Element and region listings:
—————

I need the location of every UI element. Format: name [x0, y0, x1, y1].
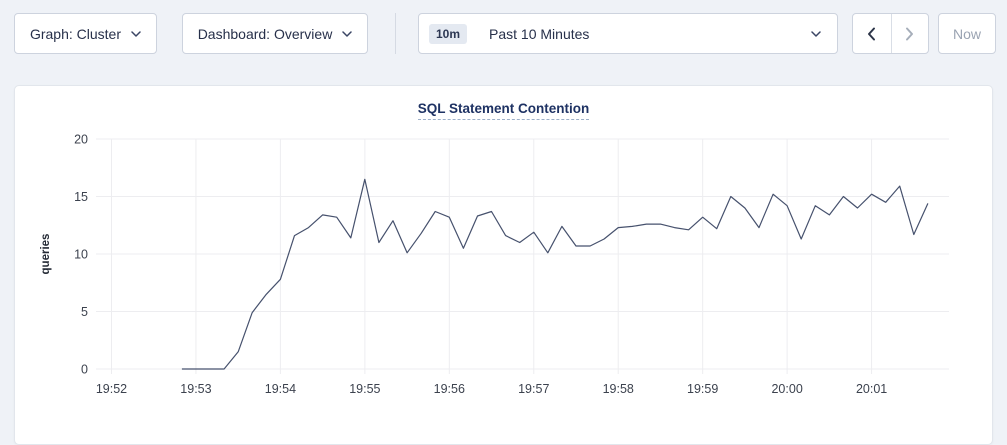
chevron-down-icon — [131, 30, 141, 37]
now-button-label: Now — [952, 25, 981, 42]
series-line-queries — [181, 178, 929, 370]
x-tick-label: 19:52 — [96, 382, 127, 396]
chevron-down-icon — [811, 30, 821, 37]
next-time-button[interactable] — [890, 14, 929, 53]
chart-title-row: SQL Statement Contention — [15, 86, 992, 126]
time-range-label: Past 10 Minutes — [489, 25, 590, 42]
x-tick-label: 19:55 — [349, 382, 380, 396]
dashboard-dropdown-label: Dashboard: Overview — [197, 25, 333, 42]
y-axis-label: queries — [40, 234, 52, 275]
time-range-badge: 10m — [429, 23, 468, 44]
graph-dropdown[interactable]: Graph: Cluster — [14, 13, 157, 54]
x-tick-label: 20:01 — [856, 382, 887, 396]
x-tick-label: 19:56 — [434, 382, 465, 396]
graph-dropdown-label: Graph: Cluster — [29, 25, 122, 42]
dashboard-dropdown[interactable]: Dashboard: Overview — [182, 13, 368, 54]
y-tick-label: 15 — [74, 190, 88, 204]
chevron-left-icon — [868, 27, 876, 40]
chart-title[interactable]: SQL Statement Contention — [417, 101, 590, 120]
x-tick-label: 20:00 — [771, 382, 802, 396]
toolbar: Graph: Cluster Dashboard: Overview 10m P… — [0, 0, 1007, 72]
y-tick-label: 20 — [74, 133, 88, 147]
prev-time-button[interactable] — [853, 14, 891, 53]
chevron-down-icon — [342, 30, 353, 37]
y-tick-label: 5 — [81, 305, 88, 319]
sql-contention-chart[interactable]: 0 5 10 15 20 19:52 19:53 19:54 19:55 19:56 19:57 19… — [15, 126, 992, 426]
x-tick-label: 19:53 — [180, 382, 211, 396]
toolbar-divider — [395, 13, 396, 54]
y-tick-label: 10 — [74, 248, 88, 262]
now-button[interactable]: Now — [938, 13, 996, 54]
time-range-picker[interactable]: 10m Past 10 Minutes — [418, 13, 838, 54]
x-tick-label: 19:54 — [265, 382, 296, 396]
x-tick-label: 19:57 — [518, 382, 549, 396]
chart-panel: SQL Statement Contention 0 5 10 15 20 19:52 19… — [14, 85, 993, 445]
x-tick-label: 19:59 — [687, 382, 718, 396]
y-tick-label: 0 — [81, 363, 88, 377]
time-step-buttons — [852, 13, 929, 54]
chevron-right-icon — [906, 27, 914, 40]
x-tick-label: 19:58 — [603, 382, 634, 396]
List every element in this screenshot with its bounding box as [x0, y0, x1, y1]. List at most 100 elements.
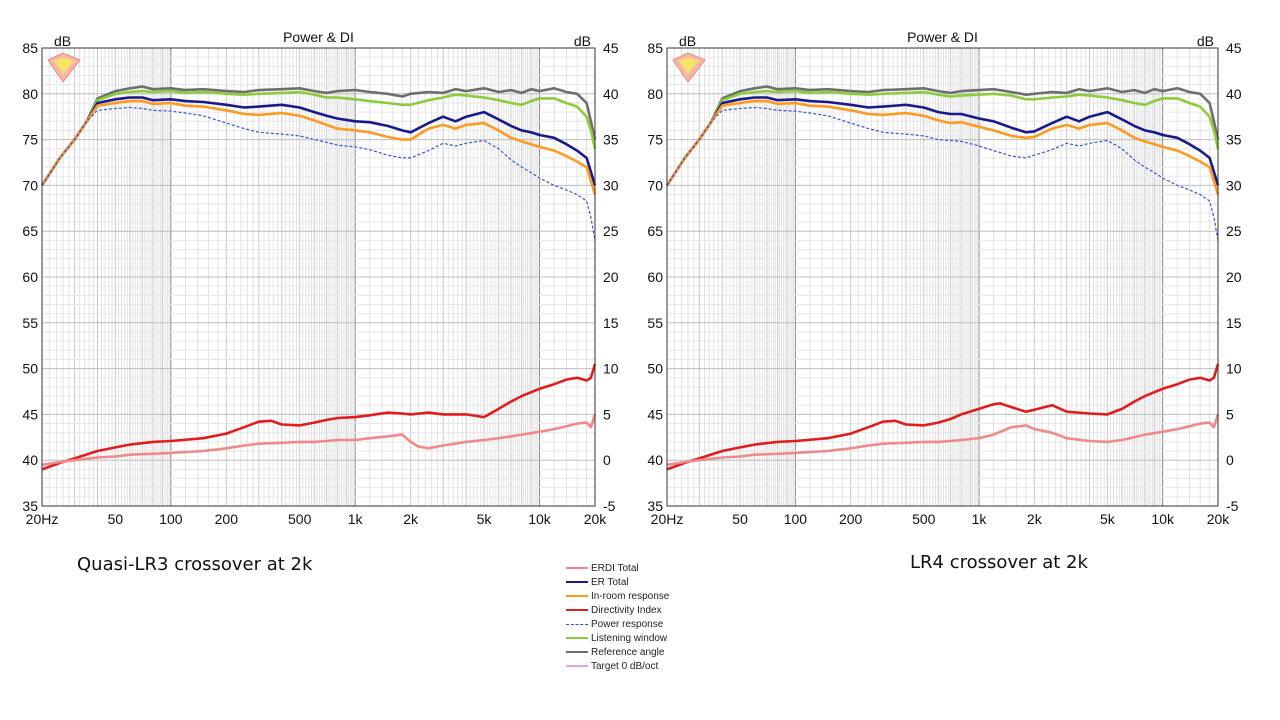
- chart2-y-tick-right: 35: [1226, 132, 1242, 148]
- chart2-series-reference-angle: [665, 85, 1220, 187]
- chart1-y-tick-right: 35: [603, 132, 619, 148]
- chart2-y-tick-right: 20: [1226, 269, 1242, 285]
- legend-label: ER Total: [591, 577, 629, 588]
- chart2-y-tick-right: 15: [1226, 315, 1242, 331]
- chart1-x-tick: 50: [108, 511, 124, 527]
- chart2-x-tick: 500: [912, 511, 936, 527]
- chart1-series-erdi-total: [41, 414, 597, 467]
- legend-item: Target 0 dB/oct: [566, 660, 726, 674]
- chart2-series-listening-window: [665, 89, 1220, 187]
- chart1-series-in-room-response: [40, 99, 597, 195]
- chart2-y-tick-right: 5: [1226, 406, 1234, 422]
- caption-left: Quasi-LR3 crossover at 2k: [77, 554, 313, 575]
- chart1-x-tick: 10k: [528, 511, 552, 527]
- chart1-y-tick-right: 25: [603, 223, 619, 239]
- chart1-y-tick-right: 30: [603, 177, 619, 193]
- chart1-y-tick-left: 40: [22, 452, 38, 468]
- legend-label: In-room response: [591, 591, 670, 602]
- legend-swatch: [566, 581, 588, 584]
- chart2-series-erdi-total: [666, 414, 1220, 467]
- chart2-x-tick: 100: [784, 511, 808, 527]
- legend-swatch: [566, 595, 588, 598]
- legend-swatch: [566, 609, 588, 612]
- chart2-x-tick: 20k: [1207, 511, 1231, 527]
- legend-item: Reference angle: [566, 646, 726, 660]
- chart1-y-tick-right: 15: [603, 315, 619, 331]
- caption-right: LR4 crossover at 2k: [910, 552, 1088, 573]
- legend-item: Directivity Index: [566, 604, 726, 618]
- chart1-y-tick-right: 0: [603, 452, 611, 468]
- chart2-y-tick-right: 40: [1226, 86, 1242, 102]
- legend-item: ER Total: [566, 576, 726, 590]
- chart1-x-tick: 20k: [584, 511, 608, 527]
- chart2-y-tick-left: 80: [647, 86, 663, 102]
- chart2-y-tick-left: 40: [647, 452, 663, 468]
- chart2-y-tick-right: 25: [1226, 223, 1242, 239]
- chart1-y-tick-left: 35: [22, 498, 38, 514]
- chart2-ylabel-left: dB: [679, 33, 696, 49]
- chart2-y-tick-right: 0: [1226, 452, 1234, 468]
- chart1-x-tick: 100: [159, 511, 183, 527]
- chart1-y-tick-left: 50: [22, 361, 38, 377]
- chart2-y-tick-left: 55: [647, 315, 663, 331]
- chart2-logo-mark: [679, 57, 699, 74]
- legend-label: Directivity Index: [591, 605, 662, 616]
- chart2-x-tick: 1k: [972, 511, 988, 527]
- chart1-y-tick-right: 20: [603, 269, 619, 285]
- chart1-y-tick-left: 65: [22, 223, 38, 239]
- chart2-x-tick: 10k: [1151, 511, 1175, 527]
- chart2-y-tick-right: -5: [1226, 498, 1239, 514]
- legend-label: ERDI Total: [591, 563, 639, 574]
- chart1-x-tick: 500: [288, 511, 312, 527]
- chart1-y-tick-right: 5: [603, 406, 611, 422]
- legend-item: Power response: [566, 618, 726, 632]
- chart2-frame: [666, 47, 1219, 507]
- chart2-x-tick: 200: [839, 511, 863, 527]
- chart2-y-tick-right: 10: [1226, 361, 1242, 377]
- chart1-y-tick-left: 80: [22, 86, 38, 102]
- legend-item: In-room response: [566, 590, 726, 604]
- chart2-ylabel-right: dB: [1197, 33, 1214, 49]
- chart1-x-tick: 20Hz: [26, 511, 59, 527]
- legend-label: Target 0 dB/oct: [591, 661, 659, 672]
- legend-swatch: [566, 665, 588, 668]
- chart2-y-tick-left: 75: [647, 132, 663, 148]
- chart2-series-in-room-response: [665, 99, 1220, 195]
- chart2-series-er-total: [665, 96, 1220, 187]
- legend-label: Reference angle: [591, 647, 665, 658]
- chart2-y-tick-left: 65: [647, 223, 663, 239]
- legend-item: ERDI Total: [566, 562, 726, 576]
- chart2-series-directivity-index: [666, 363, 1220, 471]
- chart2-x-tick: 50: [732, 511, 748, 527]
- chart1-x-tick: 1k: [348, 511, 364, 527]
- chart1-x-tick: 2k: [403, 511, 419, 527]
- chart1-series-listening-window: [40, 89, 597, 187]
- legend: ERDI Total ER Total In-room response Direct…: [566, 562, 726, 674]
- chart2-y-tick-right: 30: [1226, 177, 1242, 193]
- chart1-y-tick-left: 75: [22, 132, 38, 148]
- legend-swatch: [566, 623, 588, 625]
- chart1-y-tick-left: 60: [22, 269, 38, 285]
- chart2-y-tick-left: 35: [647, 498, 663, 514]
- chart1-y-tick-left: 45: [22, 406, 38, 422]
- chart1-ylabel-right: dB: [574, 33, 591, 49]
- chart1-x-tick: 200: [215, 511, 239, 527]
- chart1-logo-mark: [54, 57, 74, 74]
- chart1-series-er-total: [40, 96, 597, 187]
- chart2-y-tick-left: 45: [647, 406, 663, 422]
- chart2-x-tick: 2k: [1027, 511, 1043, 527]
- legend-label: Listening window: [591, 633, 668, 644]
- chart2-y-tick-right: 45: [1226, 40, 1242, 56]
- legend-label: Power response: [591, 619, 664, 630]
- chart2-y-tick-left: 50: [647, 361, 663, 377]
- chart2-y-tick-left: 85: [647, 40, 663, 56]
- legend-swatch: [566, 567, 588, 570]
- chart2-y-tick-left: 60: [647, 269, 663, 285]
- chart1-y-tick-right: -5: [603, 498, 616, 514]
- chart2-title: Power & DI: [907, 29, 978, 45]
- chart1-x-tick: 5k: [477, 511, 493, 527]
- chart2-x-tick: 20Hz: [651, 511, 684, 527]
- chart1-y-tick-left: 85: [22, 40, 38, 56]
- chart1-title: Power & DI: [283, 29, 354, 45]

—————

:: Request ::
Output the lines from the one holding "chevron-down-icon — [131, 30, 141, 37]" through the one holding "time-range-badge: 10m — [429, 23, 468, 44]", inclusive, as a Markdown table with the columns Row and Line, omitting blank lines.

:: Reply to the exercise ::
| Row | Line |
|---|---|
| 1 | chevron-down-icon — [131, 30, 141, 37] |
| 2 | now-button-label: Now — [952, 25, 981, 42] |
| 3 | series-line-queries — [181, 178, 929, 370] |
| 4 | x-tick-label: 19:52 — [96, 382, 127, 396] |
| 5 | chevron-down-icon — [811, 30, 821, 37] |
| 6 | next-time-button[interactable] — [890, 14, 929, 53] |
| 7 | chart-title-row: SQL Statement Contention — [15, 86, 992, 126] |
| 8 | time-range-label: Past 10 Minutes — [489, 25, 590, 42] |
| 9 | x-tick-label: 19:55 — [349, 382, 380, 396] |
| 10 | dashboard-dropdown-label: Dashboard: Overview — [197, 25, 333, 42] |
| 11 | y-axis-label: queries — [40, 234, 52, 275] |
| 12 | time-range-badge: 10m — [429, 23, 468, 44] |